**Input records**
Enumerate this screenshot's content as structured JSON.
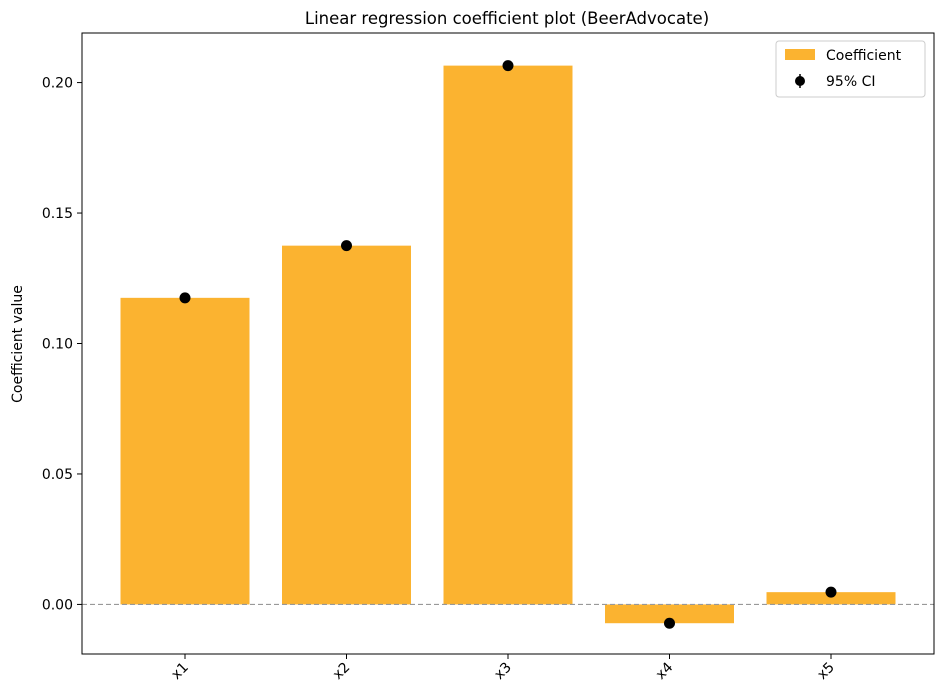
{
  "chart_data": {
    "type": "bar",
    "title": "Linear regression coefficient plot (BeerAdvocate)",
    "xlabel": "",
    "ylabel": "Coefficient value",
    "categories": [
      "x1",
      "x2",
      "x3",
      "x4",
      "x5"
    ],
    "values": [
      0.1175,
      0.1375,
      0.2065,
      -0.0072,
      0.0047
    ],
    "ci_points": [
      0.1175,
      0.1375,
      0.2065,
      -0.0072,
      0.0047
    ],
    "ylim": [
      -0.019,
      0.219
    ],
    "yticks": [
      0.0,
      0.05,
      0.1,
      0.15,
      0.2
    ],
    "ytick_labels": [
      "0.00",
      "0.05",
      "0.10",
      "0.15",
      "0.20"
    ],
    "zero_line": true,
    "grid": false,
    "legend": {
      "position": "top-right",
      "entries": [
        {
          "label": "Coefficient",
          "marker": "bar"
        },
        {
          "label": "95% CI",
          "marker": "errorbar"
        }
      ]
    },
    "colors": {
      "bar": "#fbb330",
      "point": "#000000",
      "zero_line": "#999999"
    }
  }
}
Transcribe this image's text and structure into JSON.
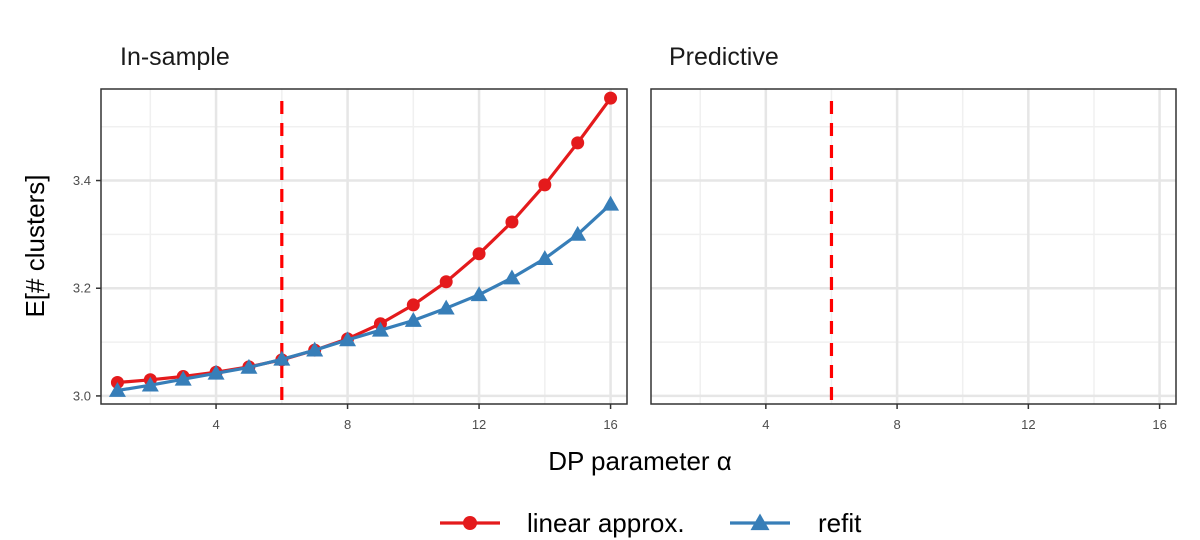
{
  "chart_data": {
    "type": "line",
    "xlabel": "DP parameter α",
    "ylabel": "E[# clusters]",
    "xlim": [
      0.5,
      16.5
    ],
    "ylim": [
      2.985,
      3.57
    ],
    "x_ticks": [
      4,
      8,
      12,
      16
    ],
    "y_ticks": [
      3.0,
      3.2,
      3.4
    ],
    "grid": true,
    "legend_position": "bottom",
    "vline": {
      "x": 6,
      "color": "#ff0000",
      "style": "dashed"
    },
    "panels": [
      {
        "title": "In-sample",
        "x": [
          1,
          2,
          3,
          4,
          5,
          6,
          7,
          8,
          9,
          10,
          11,
          12,
          13,
          14,
          15,
          16
        ],
        "series": [
          {
            "name": "linear approx.",
            "color": "#e41a1c",
            "marker": "circle",
            "values": [
              3.025,
              3.03,
              3.036,
              3.044,
              3.054,
              3.067,
              3.085,
              3.106,
              3.134,
              3.169,
              3.212,
              3.264,
              3.323,
              3.392,
              3.47,
              3.553
            ]
          },
          {
            "name": "refit",
            "color": "#377eb8",
            "marker": "triangle",
            "values": [
              3.01,
              3.02,
              3.031,
              3.042,
              3.053,
              3.068,
              3.085,
              3.104,
              3.122,
              3.14,
              3.163,
              3.188,
              3.219,
              3.255,
              3.3,
              3.356
            ]
          }
        ]
      },
      {
        "title": "Predictive",
        "x": [],
        "series": []
      }
    ]
  }
}
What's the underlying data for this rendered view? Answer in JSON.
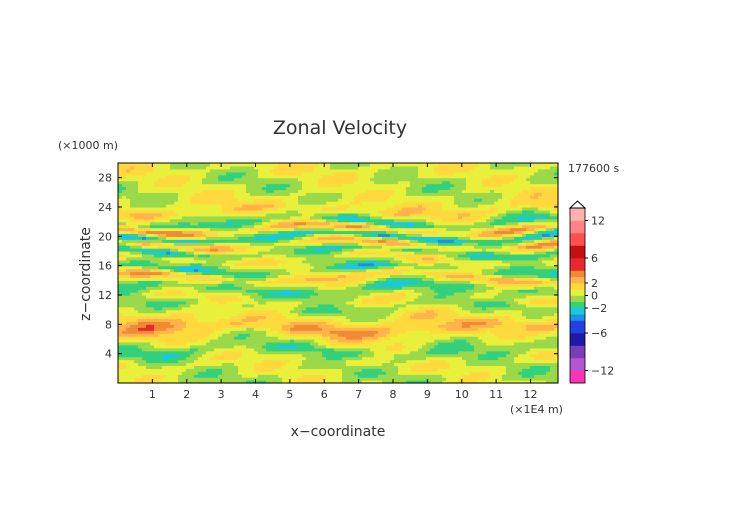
{
  "chart_data": {
    "type": "heatmap",
    "title": "Zonal Velocity",
    "xlabel": "x−coordinate",
    "ylabel": "z−coordinate",
    "x_unit": "(×1E4 m)",
    "y_unit": "(×1000 m)",
    "time_label": "177600 s",
    "xlim": [
      0,
      12.8
    ],
    "ylim": [
      0,
      30
    ],
    "x_ticks": [
      1,
      2,
      3,
      4,
      5,
      6,
      7,
      8,
      9,
      10,
      11,
      12
    ],
    "x_tick_labels": [
      "1",
      "2",
      "3",
      "4",
      "5",
      "6",
      "7",
      "8",
      "9",
      "10",
      "11",
      "12"
    ],
    "y_ticks": [
      4,
      8,
      12,
      16,
      20,
      24,
      28
    ],
    "y_tick_labels": [
      "4",
      "8",
      "12",
      "16",
      "20",
      "24",
      "28"
    ],
    "colorbar": {
      "levels": [
        -14,
        -12,
        -10,
        -8,
        -6,
        -4,
        -3,
        -2,
        -1,
        0,
        1,
        2,
        3,
        4,
        6,
        8,
        10,
        12,
        14
      ],
      "colors": [
        "#ff33b5",
        "#b455d6",
        "#7a3fb8",
        "#1c1aa8",
        "#2340e0",
        "#1e8ee8",
        "#19c9e0",
        "#33d17e",
        "#99d94a",
        "#e9f03c",
        "#ffd93d",
        "#ffb34a",
        "#f08a36",
        "#e8282a",
        "#c41010",
        "#ff4f4f",
        "#ff8585",
        "#ffb0b0"
      ],
      "tick_values": [
        12,
        6,
        2,
        0,
        -2,
        -6,
        -12
      ],
      "tick_labels": [
        "12",
        "6",
        "2",
        "0",
        "−2",
        "−6",
        "−12"
      ]
    },
    "field_bands": [
      {
        "z": 1.5,
        "u": 0.0
      },
      {
        "z": 3.0,
        "u": 0.5
      },
      {
        "z": 4.5,
        "u": -1.0
      },
      {
        "z": 6.5,
        "u": 1.0
      },
      {
        "z": 7.5,
        "u": 2.5
      },
      {
        "z": 9.0,
        "u": 1.0
      },
      {
        "z": 10.5,
        "u": -0.5
      },
      {
        "z": 11.5,
        "u": 0.5
      },
      {
        "z": 13.0,
        "u": -1.5
      },
      {
        "z": 14.5,
        "u": 2.0
      },
      {
        "z": 15.5,
        "u": -1.5
      },
      {
        "z": 17.0,
        "u": 1.0
      },
      {
        "z": 18.0,
        "u": -1.5
      },
      {
        "z": 19.0,
        "u": 2.0
      },
      {
        "z": 20.0,
        "u": -2.5
      },
      {
        "z": 21.0,
        "u": 2.5
      },
      {
        "z": 22.0,
        "u": -1.5
      },
      {
        "z": 23.5,
        "u": 1.5
      },
      {
        "z": 25.0,
        "u": 0.5
      },
      {
        "z": 27.0,
        "u": 0.0
      },
      {
        "z": 29.0,
        "u": 0.5
      }
    ]
  }
}
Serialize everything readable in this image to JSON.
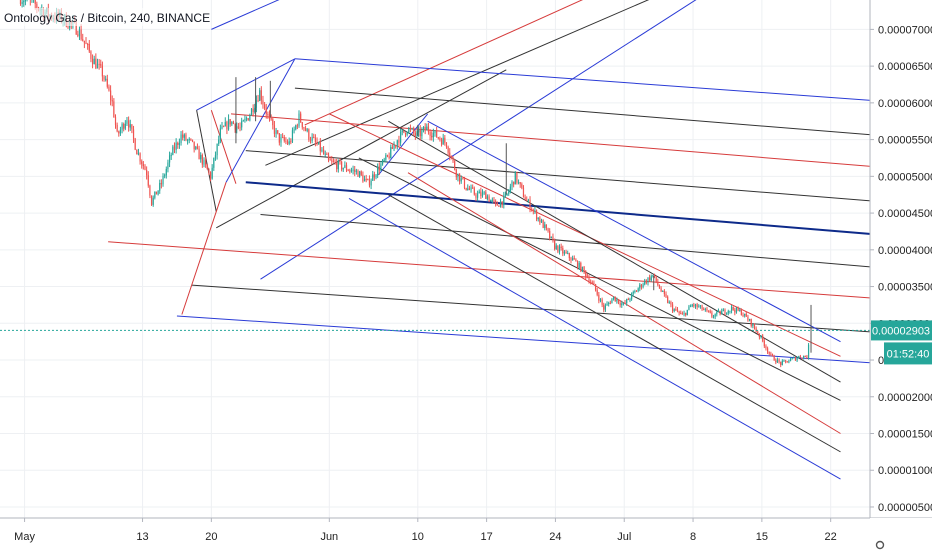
{
  "header": {
    "symbol_label": "Ontology Gas / Bitcoin, 240, BINANCE"
  },
  "price_tag": {
    "value": "0.00002903",
    "countdown": "01:52:40"
  },
  "colors": {
    "background": "#ffffff",
    "grid": "#eef0f3",
    "axis_text": "#222222",
    "candle_up": "#26a69a",
    "candle_down": "#ef5350",
    "last_price": "#26a69a",
    "fork_blue": "#2a3bd6",
    "fork_red": "#d63b3b",
    "fork_black": "#333333",
    "fork_navy": "#0d2a8a"
  },
  "chart_data": {
    "type": "candlestick",
    "title": "Ontology Gas / Bitcoin, 240, BINANCE",
    "xlabel": "",
    "ylabel": "",
    "x_tick_labels": [
      "May",
      "13",
      "20",
      "Jun",
      "10",
      "17",
      "24",
      "Jul",
      "8",
      "15",
      "22"
    ],
    "x_tick_days": [
      0,
      12,
      19,
      31,
      40,
      47,
      54,
      61,
      68,
      75,
      82
    ],
    "x_start_date": "2019-05-01",
    "y_tick_labels": [
      "0.00007000",
      "0.00006500",
      "0.00006000",
      "0.00005500",
      "0.00005000",
      "0.00004500",
      "0.00004000",
      "0.00003500",
      "0.00003000",
      "0.00002500",
      "0.00002000",
      "0.00001500",
      "0.00001000",
      "0.00000500"
    ],
    "y_ticks": [
      7e-05,
      6.5e-05,
      6e-05,
      5.5e-05,
      5e-05,
      4.5e-05,
      4e-05,
      3.5e-05,
      3e-05,
      2.5e-05,
      2e-05,
      1.5e-05,
      1e-05,
      5e-06
    ],
    "ylim": [
      3.5e-06,
      7.4e-05
    ],
    "xlim_days": [
      -2.5,
      86
    ],
    "grid": true,
    "last_price": 2.903e-05,
    "price_path": [
      [
        -0.5,
        7.45e-05
      ],
      [
        1,
        7.35e-05
      ],
      [
        2.5,
        7.2e-05
      ],
      [
        4,
        7.15e-05
      ],
      [
        5.5,
        7e-05
      ],
      [
        7,
        6.6e-05
      ],
      [
        8,
        6.4e-05
      ],
      [
        9,
        6e-05
      ],
      [
        9.5,
        5.55e-05
      ],
      [
        10.5,
        5.8e-05
      ],
      [
        11.5,
        5.35e-05
      ],
      [
        12.5,
        5.05e-05
      ],
      [
        13,
        4.65e-05
      ],
      [
        14,
        4.9e-05
      ],
      [
        15,
        5.3e-05
      ],
      [
        16,
        5.55e-05
      ],
      [
        17,
        5.45e-05
      ],
      [
        18,
        5.25e-05
      ],
      [
        19,
        5e-05
      ],
      [
        20,
        5.6e-05
      ],
      [
        21,
        5.75e-05
      ],
      [
        22,
        5.65e-05
      ],
      [
        23,
        5.85e-05
      ],
      [
        24,
        6.15e-05
      ],
      [
        25,
        5.75e-05
      ],
      [
        26,
        5.5e-05
      ],
      [
        27,
        5.45e-05
      ],
      [
        28,
        5.8e-05
      ],
      [
        29,
        5.55e-05
      ],
      [
        30,
        5.4e-05
      ],
      [
        31,
        5.2e-05
      ],
      [
        32,
        5.15e-05
      ],
      [
        33,
        5.1e-05
      ],
      [
        34,
        5.05e-05
      ],
      [
        35,
        4.9e-05
      ],
      [
        36,
        5.1e-05
      ],
      [
        37,
        5.25e-05
      ],
      [
        38,
        5.5e-05
      ],
      [
        39,
        5.65e-05
      ],
      [
        40,
        5.55e-05
      ],
      [
        41,
        5.65e-05
      ],
      [
        42,
        5.55e-05
      ],
      [
        43,
        5.45e-05
      ],
      [
        44,
        5.05e-05
      ],
      [
        45,
        4.85e-05
      ],
      [
        46,
        4.75e-05
      ],
      [
        47,
        4.75e-05
      ],
      [
        48,
        4.6e-05
      ],
      [
        49,
        4.7e-05
      ],
      [
        50,
        5e-05
      ],
      [
        51,
        4.7e-05
      ],
      [
        52,
        4.5e-05
      ],
      [
        53,
        4.3e-05
      ],
      [
        54,
        4.05e-05
      ],
      [
        55,
        3.95e-05
      ],
      [
        56,
        3.85e-05
      ],
      [
        57,
        3.7e-05
      ],
      [
        58,
        3.5e-05
      ],
      [
        59,
        3.2e-05
      ],
      [
        60,
        3.35e-05
      ],
      [
        61,
        3.25e-05
      ],
      [
        62,
        3.4e-05
      ],
      [
        63,
        3.55e-05
      ],
      [
        64,
        3.65e-05
      ],
      [
        65,
        3.4e-05
      ],
      [
        66,
        3.2e-05
      ],
      [
        67,
        3.1e-05
      ],
      [
        68,
        3.25e-05
      ],
      [
        69,
        3.2e-05
      ],
      [
        70,
        3.1e-05
      ],
      [
        71,
        3.15e-05
      ],
      [
        72,
        3.2e-05
      ],
      [
        73,
        3.15e-05
      ],
      [
        74,
        3e-05
      ],
      [
        75,
        2.8e-05
      ],
      [
        76,
        2.55e-05
      ],
      [
        77,
        2.45e-05
      ],
      [
        78,
        2.5e-05
      ],
      [
        79,
        2.55e-05
      ],
      [
        79.7,
        2.55e-05
      ],
      [
        80,
        2.903e-05
      ]
    ],
    "wick_spikes": [
      [
        21.5,
        5.45e-05,
        6.35e-05
      ],
      [
        23.5,
        5.75e-05,
        6.35e-05
      ],
      [
        25,
        5.8e-05,
        6.3e-05
      ],
      [
        40,
        5.55e-05,
        5.7e-05
      ],
      [
        49,
        4.75e-05,
        5.45e-05
      ],
      [
        64,
        3.45e-05,
        3.65e-05
      ],
      [
        80,
        2.6e-05,
        3.25e-05
      ]
    ],
    "drawings": [
      {
        "color": "fork_blue",
        "width": 1,
        "from": [
          19,
          7e-05
        ],
        "to": [
          27.5,
          7.5e-05
        ]
      },
      {
        "color": "fork_red",
        "width": 1,
        "from": [
          28.5,
          5.7e-05
        ],
        "to": [
          60,
          7.6e-05
        ]
      },
      {
        "color": "fork_black",
        "width": 1,
        "from": [
          24.5,
          5.15e-05
        ],
        "to": [
          66,
          7.55e-05
        ]
      },
      {
        "color": "fork_black",
        "width": 1,
        "from": [
          19.5,
          4.3e-05
        ],
        "to": [
          49,
          6.45e-05
        ]
      },
      {
        "color": "fork_blue",
        "width": 1,
        "from": [
          24,
          3.6e-05
        ],
        "to": [
          70,
          7.55e-05
        ]
      },
      {
        "color": "fork_blue",
        "width": 1,
        "from": [
          17.5,
          5.9e-05
        ],
        "to": [
          27.5,
          6.6e-05
        ]
      },
      {
        "color": "fork_blue",
        "width": 1,
        "from": [
          27.5,
          6.6e-05
        ],
        "to": [
          87.5,
          6.02e-05
        ]
      },
      {
        "color": "fork_black",
        "width": 1,
        "from": [
          27.5,
          6.2e-05
        ],
        "to": [
          87.5,
          5.55e-05
        ]
      },
      {
        "color": "fork_red",
        "width": 1,
        "from": [
          21,
          5.85e-05
        ],
        "to": [
          87.5,
          5.12e-05
        ]
      },
      {
        "color": "fork_black",
        "width": 1,
        "from": [
          22.5,
          5.35e-05
        ],
        "to": [
          87.5,
          4.65e-05
        ]
      },
      {
        "color": "fork_navy",
        "width": 2,
        "from": [
          22.5,
          4.92e-05
        ],
        "to": [
          87.5,
          4.2e-05
        ]
      },
      {
        "color": "fork_black",
        "width": 1,
        "from": [
          24,
          4.48e-05
        ],
        "to": [
          87.5,
          3.75e-05
        ]
      },
      {
        "color": "fork_red",
        "width": 1,
        "from": [
          8.5,
          4.11e-05
        ],
        "to": [
          87.5,
          3.33e-05
        ]
      },
      {
        "color": "fork_black",
        "width": 1,
        "from": [
          17,
          3.52e-05
        ],
        "to": [
          87.5,
          2.87e-05
        ]
      },
      {
        "color": "fork_blue",
        "width": 1,
        "from": [
          15.5,
          3.1e-05
        ],
        "to": [
          87.5,
          2.45e-05
        ]
      },
      {
        "color": "fork_red",
        "width": 1,
        "from": [
          19,
          5.9e-05
        ],
        "to": [
          21.5,
          4.9e-05
        ]
      },
      {
        "color": "fork_black",
        "width": 1,
        "from": [
          17.5,
          5.9e-05
        ],
        "to": [
          19.5,
          4.52e-05
        ]
      },
      {
        "color": "fork_red",
        "width": 1,
        "from": [
          16,
          3.12e-05
        ],
        "to": [
          20.5,
          4.92e-05
        ]
      },
      {
        "color": "fork_blue",
        "width": 1,
        "from": [
          20.5,
          4.92e-05
        ],
        "to": [
          27.5,
          6.6e-05
        ]
      },
      {
        "color": "fork_blue",
        "width": 1,
        "from": [
          36,
          5.02e-05
        ],
        "to": [
          41,
          5.85e-05
        ]
      },
      {
        "color": "fork_red",
        "width": 1,
        "from": [
          31,
          5.85e-05
        ],
        "to": [
          83,
          2.55e-05
        ]
      },
      {
        "color": "fork_black",
        "width": 1,
        "from": [
          34,
          5.25e-05
        ],
        "to": [
          83,
          1.95e-05
        ]
      },
      {
        "color": "fork_black",
        "width": 1,
        "from": [
          37,
          5.75e-05
        ],
        "to": [
          83,
          2.2e-05
        ]
      },
      {
        "color": "fork_blue",
        "width": 1,
        "from": [
          41,
          5.75e-05
        ],
        "to": [
          83,
          2.75e-05
        ]
      },
      {
        "color": "fork_blue",
        "width": 1,
        "from": [
          33,
          4.7e-05
        ],
        "to": [
          83,
          8.8e-06
        ]
      },
      {
        "color": "fork_red",
        "width": 1,
        "from": [
          39,
          5.05e-05
        ],
        "to": [
          83,
          1.5e-05
        ]
      },
      {
        "color": "fork_black",
        "width": 1,
        "from": [
          37,
          4.75e-05
        ],
        "to": [
          83,
          1.25e-05
        ]
      }
    ]
  }
}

**Task**
Filter the listing for the word "grid" and copy every line that holds it.

**Correct result**
    "grid": false,
    "grid": true,
    "grid": "#eef0f3",
    "grid": true,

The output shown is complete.